Chart and figure data
::::::::::

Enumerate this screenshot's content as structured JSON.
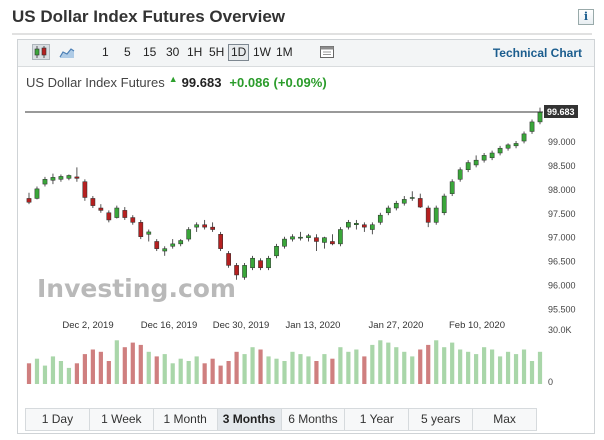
{
  "header": {
    "title": "US Dollar Index Futures Overview",
    "info_label": "i"
  },
  "toolbar": {
    "timeframes": [
      "1",
      "5",
      "15",
      "30",
      "1H",
      "5H",
      "1D",
      "1W",
      "1M"
    ],
    "active_timeframe": "1D",
    "technical_chart_link": "Technical Chart",
    "icons": [
      "candlestick-icon",
      "area-chart-icon",
      "calendar-icon"
    ]
  },
  "quote": {
    "name": "US Dollar Index Futures",
    "price": "99.683",
    "change": "+0.086",
    "change_pct": "(+0.09%)",
    "up_color": "#2ea02e"
  },
  "chart_data": {
    "type": "candlestick",
    "price_axis": {
      "ticks": [
        "99.000",
        "98.500",
        "98.000",
        "97.500",
        "97.000",
        "96.500",
        "96.000",
        "95.500"
      ],
      "min": 95.3,
      "max": 99.9
    },
    "current_price_label": "99.683",
    "date_labels": [
      "Dec 2, 2019",
      "Dec 16, 2019",
      "Dec 30, 2019",
      "Jan 13, 2020",
      "Jan 27, 2020",
      "Feb 10, 2020"
    ],
    "volume_axis": {
      "ticks": [
        "30.0K",
        "0"
      ]
    },
    "watermark": "Investing.com",
    "up_color": "#3aa63a",
    "down_color": "#b52020",
    "candles": [
      [
        97.8,
        97.92,
        97.68,
        97.72
      ],
      [
        97.8,
        98.05,
        97.78,
        98.0
      ],
      [
        98.1,
        98.25,
        98.05,
        98.2
      ],
      [
        98.18,
        98.32,
        98.1,
        98.24
      ],
      [
        98.2,
        98.3,
        98.15,
        98.26
      ],
      [
        98.22,
        98.3,
        98.18,
        98.28
      ],
      [
        98.25,
        98.45,
        98.15,
        98.22
      ],
      [
        98.15,
        98.2,
        97.75,
        97.82
      ],
      [
        97.8,
        97.85,
        97.6,
        97.65
      ],
      [
        97.6,
        97.68,
        97.5,
        97.55
      ],
      [
        97.5,
        97.55,
        97.3,
        97.35
      ],
      [
        97.4,
        97.65,
        97.38,
        97.6
      ],
      [
        97.55,
        97.62,
        97.35,
        97.4
      ],
      [
        97.4,
        97.45,
        97.25,
        97.3
      ],
      [
        97.3,
        97.35,
        96.95,
        97.0
      ],
      [
        97.05,
        97.15,
        96.9,
        97.1
      ],
      [
        96.9,
        96.95,
        96.7,
        96.75
      ],
      [
        96.7,
        96.8,
        96.6,
        96.75
      ],
      [
        96.8,
        96.95,
        96.75,
        96.85
      ],
      [
        96.85,
        96.95,
        96.8,
        96.92
      ],
      [
        96.95,
        97.2,
        96.9,
        97.15
      ],
      [
        97.2,
        97.3,
        97.1,
        97.25
      ],
      [
        97.25,
        97.35,
        97.15,
        97.2
      ],
      [
        97.2,
        97.3,
        97.1,
        97.15
      ],
      [
        97.05,
        97.1,
        96.7,
        96.75
      ],
      [
        96.65,
        96.7,
        96.35,
        96.4
      ],
      [
        96.4,
        96.45,
        96.1,
        96.2
      ],
      [
        96.15,
        96.45,
        96.1,
        96.4
      ],
      [
        96.35,
        96.6,
        96.3,
        96.55
      ],
      [
        96.5,
        96.55,
        96.3,
        96.35
      ],
      [
        96.35,
        96.6,
        96.3,
        96.55
      ],
      [
        96.6,
        96.85,
        96.55,
        96.8
      ],
      [
        96.8,
        97.0,
        96.75,
        96.95
      ],
      [
        96.95,
        97.05,
        96.9,
        97.0
      ],
      [
        96.98,
        97.1,
        96.92,
        96.99
      ],
      [
        96.98,
        97.06,
        96.9,
        97.02
      ],
      [
        96.98,
        97.05,
        96.7,
        96.9
      ],
      [
        96.88,
        97.0,
        96.75,
        96.98
      ],
      [
        96.9,
        97.05,
        96.82,
        96.85
      ],
      [
        96.85,
        97.2,
        96.8,
        97.15
      ],
      [
        97.2,
        97.35,
        97.15,
        97.3
      ],
      [
        97.25,
        97.35,
        97.15,
        97.28
      ],
      [
        97.25,
        97.3,
        97.1,
        97.2
      ],
      [
        97.15,
        97.3,
        97.05,
        97.25
      ],
      [
        97.3,
        97.5,
        97.25,
        97.45
      ],
      [
        97.5,
        97.65,
        97.45,
        97.6
      ],
      [
        97.6,
        97.75,
        97.55,
        97.7
      ],
      [
        97.7,
        97.85,
        97.65,
        97.78
      ],
      [
        97.8,
        97.95,
        97.75,
        97.82
      ],
      [
        97.8,
        97.9,
        97.6,
        97.62
      ],
      [
        97.6,
        97.65,
        97.2,
        97.3
      ],
      [
        97.3,
        97.65,
        97.25,
        97.6
      ],
      [
        97.5,
        97.9,
        97.45,
        97.85
      ],
      [
        97.9,
        98.2,
        97.85,
        98.15
      ],
      [
        98.2,
        98.45,
        98.15,
        98.4
      ],
      [
        98.4,
        98.6,
        98.35,
        98.55
      ],
      [
        98.5,
        98.7,
        98.45,
        98.6
      ],
      [
        98.6,
        98.75,
        98.55,
        98.7
      ],
      [
        98.65,
        98.8,
        98.6,
        98.75
      ],
      [
        98.75,
        98.9,
        98.7,
        98.85
      ],
      [
        98.85,
        98.95,
        98.8,
        98.92
      ],
      [
        98.9,
        99.0,
        98.85,
        98.95
      ],
      [
        99.0,
        99.2,
        98.95,
        99.15
      ],
      [
        99.2,
        99.45,
        99.15,
        99.4
      ],
      [
        99.4,
        99.7,
        99.35,
        99.6
      ]
    ],
    "volumes": [
      9,
      11,
      8,
      12,
      10,
      7,
      9,
      13,
      15,
      14,
      10,
      19,
      16,
      18,
      17,
      14,
      12,
      13,
      9,
      11,
      10,
      12,
      9,
      11,
      8,
      10,
      14,
      13,
      16,
      15,
      12,
      11,
      10,
      14,
      13,
      12,
      10,
      13,
      11,
      16,
      14,
      15,
      12,
      17,
      19,
      18,
      16,
      14,
      12,
      15,
      17,
      19,
      16,
      18,
      15,
      14,
      13,
      16,
      15,
      12,
      14,
      13,
      15,
      10,
      14
    ]
  },
  "range_tabs": [
    "1 Day",
    "1 Week",
    "1 Month",
    "3 Months",
    "6 Months",
    "1 Year",
    "5 years",
    "Max"
  ],
  "active_range": "3 Months"
}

::::::::::

Make an exact copy of the whole listing, but don't bring over any pictures.

**Result:**
Enumerate this screenshot's content as structured JSON.
{
  "header": {
    "title": "US Dollar Index Futures Overview",
    "info_label": "i"
  },
  "toolbar": {
    "timeframes": [
      "1",
      "5",
      "15",
      "30",
      "1H",
      "5H",
      "1D",
      "1W",
      "1M"
    ],
    "active_timeframe": "1D",
    "technical_chart_link": "Technical Chart",
    "icons": [
      "candlestick-icon",
      "area-chart-icon",
      "calendar-icon"
    ]
  },
  "quote": {
    "name": "US Dollar Index Futures",
    "price": "99.683",
    "change": "+0.086",
    "change_pct": "(+0.09%)",
    "up_color": "#2ea02e"
  },
  "chart_data": {
    "type": "candlestick",
    "price_axis": {
      "ticks": [
        "99.000",
        "98.500",
        "98.000",
        "97.500",
        "97.000",
        "96.500",
        "96.000",
        "95.500"
      ],
      "min": 95.3,
      "max": 99.9
    },
    "current_price_label": "99.683",
    "date_labels": [
      "Dec 2, 2019",
      "Dec 16, 2019",
      "Dec 30, 2019",
      "Jan 13, 2020",
      "Jan 27, 2020",
      "Feb 10, 2020"
    ],
    "volume_axis": {
      "ticks": [
        "30.0K",
        "0"
      ]
    },
    "watermark": "Investing.com",
    "up_color": "#3aa63a",
    "down_color": "#b52020",
    "candles": [
      [
        97.8,
        97.92,
        97.68,
        97.72
      ],
      [
        97.8,
        98.05,
        97.78,
        98.0
      ],
      [
        98.1,
        98.25,
        98.05,
        98.2
      ],
      [
        98.18,
        98.32,
        98.1,
        98.24
      ],
      [
        98.2,
        98.3,
        98.15,
        98.26
      ],
      [
        98.22,
        98.3,
        98.18,
        98.28
      ],
      [
        98.25,
        98.45,
        98.15,
        98.22
      ],
      [
        98.15,
        98.2,
        97.75,
        97.82
      ],
      [
        97.8,
        97.85,
        97.6,
        97.65
      ],
      [
        97.6,
        97.68,
        97.5,
        97.55
      ],
      [
        97.5,
        97.55,
        97.3,
        97.35
      ],
      [
        97.4,
        97.65,
        97.38,
        97.6
      ],
      [
        97.55,
        97.62,
        97.35,
        97.4
      ],
      [
        97.4,
        97.45,
        97.25,
        97.3
      ],
      [
        97.3,
        97.35,
        96.95,
        97.0
      ],
      [
        97.05,
        97.15,
        96.9,
        97.1
      ],
      [
        96.9,
        96.95,
        96.7,
        96.75
      ],
      [
        96.7,
        96.8,
        96.6,
        96.75
      ],
      [
        96.8,
        96.95,
        96.75,
        96.85
      ],
      [
        96.85,
        96.95,
        96.8,
        96.92
      ],
      [
        96.95,
        97.2,
        96.9,
        97.15
      ],
      [
        97.2,
        97.3,
        97.1,
        97.25
      ],
      [
        97.25,
        97.35,
        97.15,
        97.2
      ],
      [
        97.2,
        97.3,
        97.1,
        97.15
      ],
      [
        97.05,
        97.1,
        96.7,
        96.75
      ],
      [
        96.65,
        96.7,
        96.35,
        96.4
      ],
      [
        96.4,
        96.45,
        96.1,
        96.2
      ],
      [
        96.15,
        96.45,
        96.1,
        96.4
      ],
      [
        96.35,
        96.6,
        96.3,
        96.55
      ],
      [
        96.5,
        96.55,
        96.3,
        96.35
      ],
      [
        96.35,
        96.6,
        96.3,
        96.55
      ],
      [
        96.6,
        96.85,
        96.55,
        96.8
      ],
      [
        96.8,
        97.0,
        96.75,
        96.95
      ],
      [
        96.95,
        97.05,
        96.9,
        97.0
      ],
      [
        96.98,
        97.1,
        96.92,
        96.99
      ],
      [
        96.98,
        97.06,
        96.9,
        97.02
      ],
      [
        96.98,
        97.05,
        96.7,
        96.9
      ],
      [
        96.88,
        97.0,
        96.75,
        96.98
      ],
      [
        96.9,
        97.05,
        96.82,
        96.85
      ],
      [
        96.85,
        97.2,
        96.8,
        97.15
      ],
      [
        97.2,
        97.35,
        97.15,
        97.3
      ],
      [
        97.25,
        97.35,
        97.15,
        97.28
      ],
      [
        97.25,
        97.3,
        97.1,
        97.2
      ],
      [
        97.15,
        97.3,
        97.05,
        97.25
      ],
      [
        97.3,
        97.5,
        97.25,
        97.45
      ],
      [
        97.5,
        97.65,
        97.45,
        97.6
      ],
      [
        97.6,
        97.75,
        97.55,
        97.7
      ],
      [
        97.7,
        97.85,
        97.65,
        97.78
      ],
      [
        97.8,
        97.95,
        97.75,
        97.82
      ],
      [
        97.8,
        97.9,
        97.6,
        97.62
      ],
      [
        97.6,
        97.65,
        97.2,
        97.3
      ],
      [
        97.3,
        97.65,
        97.25,
        97.6
      ],
      [
        97.5,
        97.9,
        97.45,
        97.85
      ],
      [
        97.9,
        98.2,
        97.85,
        98.15
      ],
      [
        98.2,
        98.45,
        98.15,
        98.4
      ],
      [
        98.4,
        98.6,
        98.35,
        98.55
      ],
      [
        98.5,
        98.7,
        98.45,
        98.6
      ],
      [
        98.6,
        98.75,
        98.55,
        98.7
      ],
      [
        98.65,
        98.8,
        98.6,
        98.75
      ],
      [
        98.75,
        98.9,
        98.7,
        98.85
      ],
      [
        98.85,
        98.95,
        98.8,
        98.92
      ],
      [
        98.9,
        99.0,
        98.85,
        98.95
      ],
      [
        99.0,
        99.2,
        98.95,
        99.15
      ],
      [
        99.2,
        99.45,
        99.15,
        99.4
      ],
      [
        99.4,
        99.7,
        99.35,
        99.6
      ]
    ],
    "volumes": [
      9,
      11,
      8,
      12,
      10,
      7,
      9,
      13,
      15,
      14,
      10,
      19,
      16,
      18,
      17,
      14,
      12,
      13,
      9,
      11,
      10,
      12,
      9,
      11,
      8,
      10,
      14,
      13,
      16,
      15,
      12,
      11,
      10,
      14,
      13,
      12,
      10,
      13,
      11,
      16,
      14,
      15,
      12,
      17,
      19,
      18,
      16,
      14,
      12,
      15,
      17,
      19,
      16,
      18,
      15,
      14,
      13,
      16,
      15,
      12,
      14,
      13,
      15,
      10,
      14
    ]
  },
  "range_tabs": [
    "1 Day",
    "1 Week",
    "1 Month",
    "3 Months",
    "6 Months",
    "1 Year",
    "5 years",
    "Max"
  ],
  "active_range": "3 Months"
}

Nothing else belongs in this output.